The exercise
Repeat each line of the material below exactly as it appears, minus any pictures.

* START Supplied data *

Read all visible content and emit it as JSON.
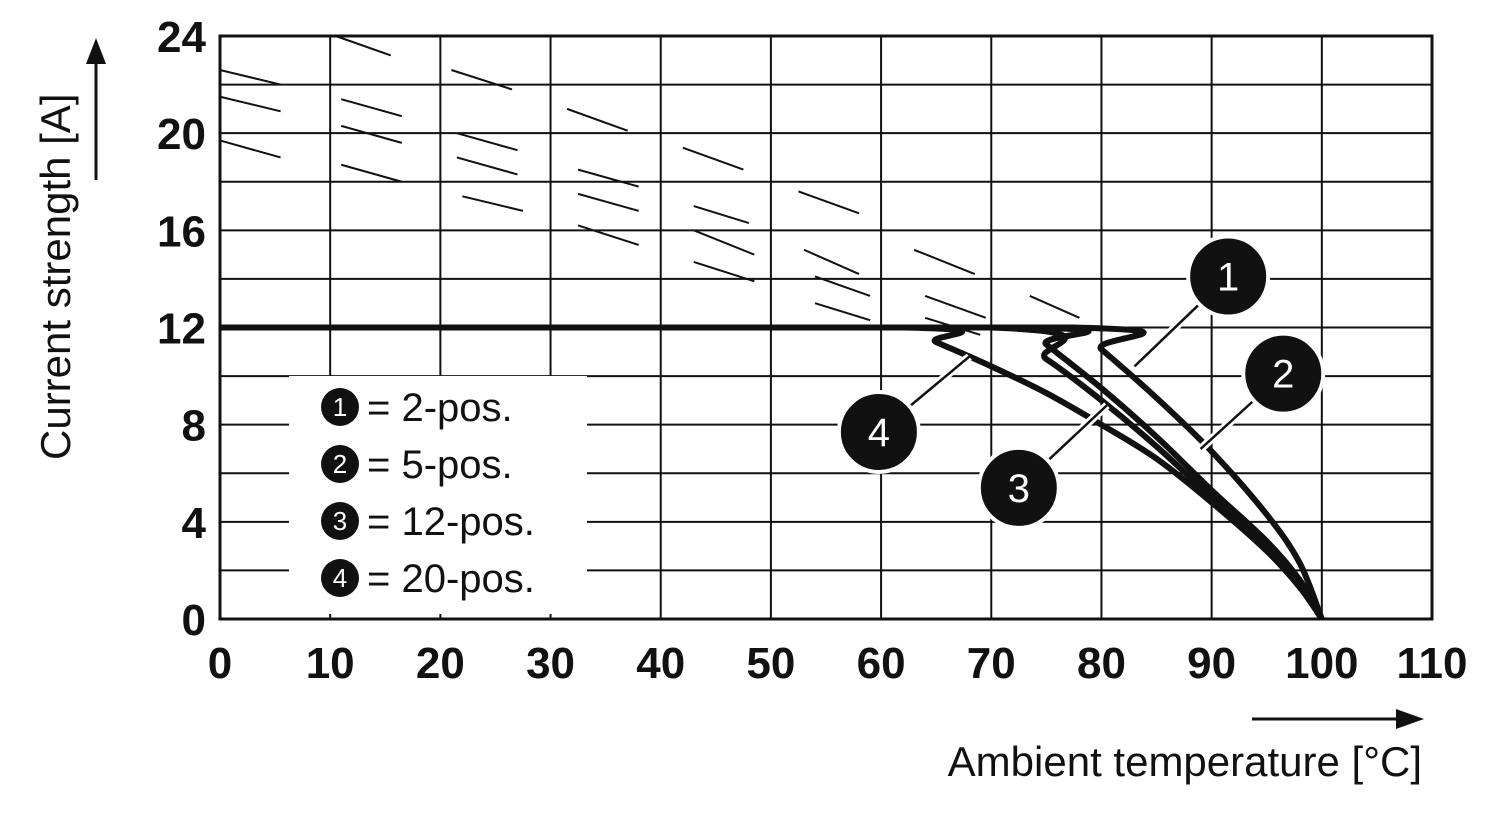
{
  "chart_data": {
    "type": "line",
    "xlabel": "Ambient temperature [°C]",
    "ylabel": "Current strength [A]",
    "xlim": [
      0,
      110
    ],
    "ylim": [
      0,
      24
    ],
    "x_ticks": [
      0,
      10,
      20,
      30,
      40,
      50,
      60,
      70,
      80,
      90,
      100,
      110
    ],
    "y_ticks": [
      0,
      4,
      8,
      12,
      16,
      20,
      24
    ],
    "grid": true,
    "legend_position": "bottom-left",
    "legend": [
      {
        "id": "1",
        "text": "= 2-pos."
      },
      {
        "id": "2",
        "text": "= 5-pos."
      },
      {
        "id": "3",
        "text": "= 12-pos."
      },
      {
        "id": "4",
        "text": "= 20-pos."
      }
    ],
    "series": [
      {
        "id": "1",
        "x": [
          0,
          77.5,
          80,
          85,
          90,
          95,
          98,
          100
        ],
        "y": [
          12,
          12,
          11.1,
          9.1,
          6.9,
          4.3,
          2.3,
          0
        ]
      },
      {
        "id": "2",
        "x": [
          0,
          73,
          75,
          80,
          85,
          90,
          95,
          98,
          100
        ],
        "y": [
          12,
          12,
          11.3,
          9.5,
          7.5,
          5.3,
          3.2,
          1.6,
          0
        ]
      },
      {
        "id": "3",
        "x": [
          0,
          70,
          75,
          80,
          85,
          90,
          95,
          98,
          100
        ],
        "y": [
          12,
          12,
          10.7,
          9.0,
          7.1,
          5.0,
          2.9,
          1.4,
          0
        ]
      },
      {
        "id": "4",
        "x": [
          0,
          62,
          65,
          70,
          75,
          80,
          85,
          90,
          95,
          98,
          100
        ],
        "y": [
          12,
          12,
          11.4,
          10.4,
          9.3,
          8.0,
          6.6,
          4.8,
          2.8,
          1.3,
          0
        ]
      }
    ],
    "callouts": [
      {
        "id": "1",
        "x": 91.5,
        "y": 14.1,
        "target_x": 83,
        "target_y": 10.4
      },
      {
        "id": "2",
        "x": 96.5,
        "y": 10.1,
        "target_x": 89,
        "target_y": 7.0
      },
      {
        "id": "3",
        "x": 72.5,
        "y": 5.4,
        "target_x": 80.5,
        "target_y": 8.8
      },
      {
        "id": "4",
        "x": 59.8,
        "y": 7.7,
        "target_x": 68,
        "target_y": 10.8
      }
    ]
  }
}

* END Supplied data *

Result for this exercise
Read all visible content and emit it as JSON.
{
  "chart_data": {
    "type": "line",
    "xlabel": "Ambient temperature [°C]",
    "ylabel": "Current strength [A]",
    "xlim": [
      0,
      110
    ],
    "ylim": [
      0,
      24
    ],
    "x_ticks": [
      0,
      10,
      20,
      30,
      40,
      50,
      60,
      70,
      80,
      90,
      100,
      110
    ],
    "y_ticks": [
      0,
      4,
      8,
      12,
      16,
      20,
      24
    ],
    "grid": true,
    "legend_position": "bottom-left",
    "legend": [
      {
        "id": "1",
        "text": "= 2-pos."
      },
      {
        "id": "2",
        "text": "= 5-pos."
      },
      {
        "id": "3",
        "text": "= 12-pos."
      },
      {
        "id": "4",
        "text": "= 20-pos."
      }
    ],
    "series": [
      {
        "id": "1",
        "x": [
          0,
          77.5,
          80,
          85,
          90,
          95,
          98,
          100
        ],
        "y": [
          12,
          12,
          11.1,
          9.1,
          6.9,
          4.3,
          2.3,
          0
        ]
      },
      {
        "id": "2",
        "x": [
          0,
          73,
          75,
          80,
          85,
          90,
          95,
          98,
          100
        ],
        "y": [
          12,
          12,
          11.3,
          9.5,
          7.5,
          5.3,
          3.2,
          1.6,
          0
        ]
      },
      {
        "id": "3",
        "x": [
          0,
          70,
          75,
          80,
          85,
          90,
          95,
          98,
          100
        ],
        "y": [
          12,
          12,
          10.7,
          9.0,
          7.1,
          5.0,
          2.9,
          1.4,
          0
        ]
      },
      {
        "id": "4",
        "x": [
          0,
          62,
          65,
          70,
          75,
          80,
          85,
          90,
          95,
          98,
          100
        ],
        "y": [
          12,
          12,
          11.4,
          10.4,
          9.3,
          8.0,
          6.6,
          4.8,
          2.8,
          1.3,
          0
        ]
      }
    ],
    "callouts": [
      {
        "id": "1",
        "x": 91.5,
        "y": 14.1,
        "target_x": 83,
        "target_y": 10.4
      },
      {
        "id": "2",
        "x": 96.5,
        "y": 10.1,
        "target_x": 89,
        "target_y": 7.0
      },
      {
        "id": "3",
        "x": 72.5,
        "y": 5.4,
        "target_x": 80.5,
        "target_y": 8.8
      },
      {
        "id": "4",
        "x": 59.8,
        "y": 7.7,
        "target_x": 68,
        "target_y": 10.8
      }
    ]
  }
}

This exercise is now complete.